■ **Given problem**:
Gather the lines from the material that contain "Size".

─── Records provided ───

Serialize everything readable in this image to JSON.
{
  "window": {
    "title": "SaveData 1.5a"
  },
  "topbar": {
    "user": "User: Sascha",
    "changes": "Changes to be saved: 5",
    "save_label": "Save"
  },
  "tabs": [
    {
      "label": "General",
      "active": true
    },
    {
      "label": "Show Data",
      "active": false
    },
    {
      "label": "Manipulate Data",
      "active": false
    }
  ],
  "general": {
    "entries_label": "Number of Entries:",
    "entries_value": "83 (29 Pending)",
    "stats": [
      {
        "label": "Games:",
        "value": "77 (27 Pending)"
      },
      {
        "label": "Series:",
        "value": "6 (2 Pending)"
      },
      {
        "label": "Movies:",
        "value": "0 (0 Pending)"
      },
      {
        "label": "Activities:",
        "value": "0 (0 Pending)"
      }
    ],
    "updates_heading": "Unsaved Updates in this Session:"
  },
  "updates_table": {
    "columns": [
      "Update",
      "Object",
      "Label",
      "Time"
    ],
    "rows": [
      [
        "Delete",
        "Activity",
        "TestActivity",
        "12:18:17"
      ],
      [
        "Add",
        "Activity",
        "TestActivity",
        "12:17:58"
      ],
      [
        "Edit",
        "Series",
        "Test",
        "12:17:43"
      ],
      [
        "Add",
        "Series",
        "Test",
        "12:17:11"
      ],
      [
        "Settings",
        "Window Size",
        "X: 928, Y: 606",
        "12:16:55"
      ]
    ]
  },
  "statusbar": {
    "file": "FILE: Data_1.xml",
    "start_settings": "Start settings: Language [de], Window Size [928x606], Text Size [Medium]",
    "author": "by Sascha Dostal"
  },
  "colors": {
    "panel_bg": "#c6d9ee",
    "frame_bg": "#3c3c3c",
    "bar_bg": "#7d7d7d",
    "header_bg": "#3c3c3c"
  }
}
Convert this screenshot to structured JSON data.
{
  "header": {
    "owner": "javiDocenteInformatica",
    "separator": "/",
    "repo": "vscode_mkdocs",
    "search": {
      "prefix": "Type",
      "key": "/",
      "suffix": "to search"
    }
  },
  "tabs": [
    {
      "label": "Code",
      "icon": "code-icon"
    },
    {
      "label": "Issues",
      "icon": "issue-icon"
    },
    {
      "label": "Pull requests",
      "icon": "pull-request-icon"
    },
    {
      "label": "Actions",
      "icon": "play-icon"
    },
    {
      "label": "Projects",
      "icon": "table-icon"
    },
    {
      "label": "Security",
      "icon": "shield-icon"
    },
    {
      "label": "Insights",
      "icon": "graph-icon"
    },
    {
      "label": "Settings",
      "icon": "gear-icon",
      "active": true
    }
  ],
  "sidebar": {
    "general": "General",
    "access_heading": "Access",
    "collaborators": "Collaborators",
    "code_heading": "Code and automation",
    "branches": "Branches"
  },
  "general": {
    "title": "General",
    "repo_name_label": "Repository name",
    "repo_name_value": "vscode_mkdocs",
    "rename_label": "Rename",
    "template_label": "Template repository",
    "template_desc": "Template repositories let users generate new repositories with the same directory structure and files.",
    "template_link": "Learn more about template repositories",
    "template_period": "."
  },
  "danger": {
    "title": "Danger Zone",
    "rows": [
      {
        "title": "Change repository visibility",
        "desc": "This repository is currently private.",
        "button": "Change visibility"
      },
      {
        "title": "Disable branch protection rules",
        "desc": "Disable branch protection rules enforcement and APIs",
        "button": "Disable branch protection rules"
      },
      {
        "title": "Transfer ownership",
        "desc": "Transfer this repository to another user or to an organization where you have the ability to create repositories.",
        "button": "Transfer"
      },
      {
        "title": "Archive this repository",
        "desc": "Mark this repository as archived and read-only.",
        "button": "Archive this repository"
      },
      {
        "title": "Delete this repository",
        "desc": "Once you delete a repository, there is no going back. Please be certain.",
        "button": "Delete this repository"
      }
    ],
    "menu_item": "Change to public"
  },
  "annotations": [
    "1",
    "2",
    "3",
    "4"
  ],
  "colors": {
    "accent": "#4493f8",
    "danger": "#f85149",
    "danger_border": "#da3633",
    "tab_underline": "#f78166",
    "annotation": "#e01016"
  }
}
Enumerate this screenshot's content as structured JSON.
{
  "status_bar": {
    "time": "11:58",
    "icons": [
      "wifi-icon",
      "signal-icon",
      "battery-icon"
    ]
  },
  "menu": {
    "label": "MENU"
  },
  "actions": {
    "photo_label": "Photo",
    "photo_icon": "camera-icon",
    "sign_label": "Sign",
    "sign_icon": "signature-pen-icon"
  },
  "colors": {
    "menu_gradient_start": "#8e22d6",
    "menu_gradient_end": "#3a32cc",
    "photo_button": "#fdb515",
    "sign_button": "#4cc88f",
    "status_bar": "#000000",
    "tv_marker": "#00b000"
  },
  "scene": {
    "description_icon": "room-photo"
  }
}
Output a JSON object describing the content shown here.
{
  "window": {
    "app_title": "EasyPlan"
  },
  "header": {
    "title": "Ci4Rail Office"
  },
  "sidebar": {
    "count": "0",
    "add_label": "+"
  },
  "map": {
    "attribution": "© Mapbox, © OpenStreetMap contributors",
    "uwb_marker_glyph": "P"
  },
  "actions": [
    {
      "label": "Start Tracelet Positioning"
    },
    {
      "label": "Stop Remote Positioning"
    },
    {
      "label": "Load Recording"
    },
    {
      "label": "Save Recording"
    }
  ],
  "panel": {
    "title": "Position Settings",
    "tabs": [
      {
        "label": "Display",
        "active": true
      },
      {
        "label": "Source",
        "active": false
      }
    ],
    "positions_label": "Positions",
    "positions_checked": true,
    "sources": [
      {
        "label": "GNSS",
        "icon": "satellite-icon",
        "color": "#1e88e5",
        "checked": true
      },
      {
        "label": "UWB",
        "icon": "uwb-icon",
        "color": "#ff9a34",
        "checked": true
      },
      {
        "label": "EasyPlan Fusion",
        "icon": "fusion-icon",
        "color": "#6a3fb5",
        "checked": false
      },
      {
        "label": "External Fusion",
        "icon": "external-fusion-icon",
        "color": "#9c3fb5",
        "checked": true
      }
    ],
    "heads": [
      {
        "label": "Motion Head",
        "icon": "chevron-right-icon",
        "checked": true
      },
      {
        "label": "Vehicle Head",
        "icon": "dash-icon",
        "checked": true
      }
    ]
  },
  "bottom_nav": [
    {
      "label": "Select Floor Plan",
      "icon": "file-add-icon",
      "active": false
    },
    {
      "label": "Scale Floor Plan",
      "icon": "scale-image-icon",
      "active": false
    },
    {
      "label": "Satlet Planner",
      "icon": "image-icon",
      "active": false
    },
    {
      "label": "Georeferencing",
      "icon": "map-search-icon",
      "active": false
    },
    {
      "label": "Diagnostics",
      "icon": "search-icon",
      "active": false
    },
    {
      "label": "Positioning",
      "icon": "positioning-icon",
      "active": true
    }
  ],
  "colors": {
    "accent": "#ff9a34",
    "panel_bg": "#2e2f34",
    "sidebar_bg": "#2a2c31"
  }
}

───

■ **Final result**:
        "Window Size",
    "start_settings": "Start settings: Language [de], Window Size [928x606], Text Size [Medium]",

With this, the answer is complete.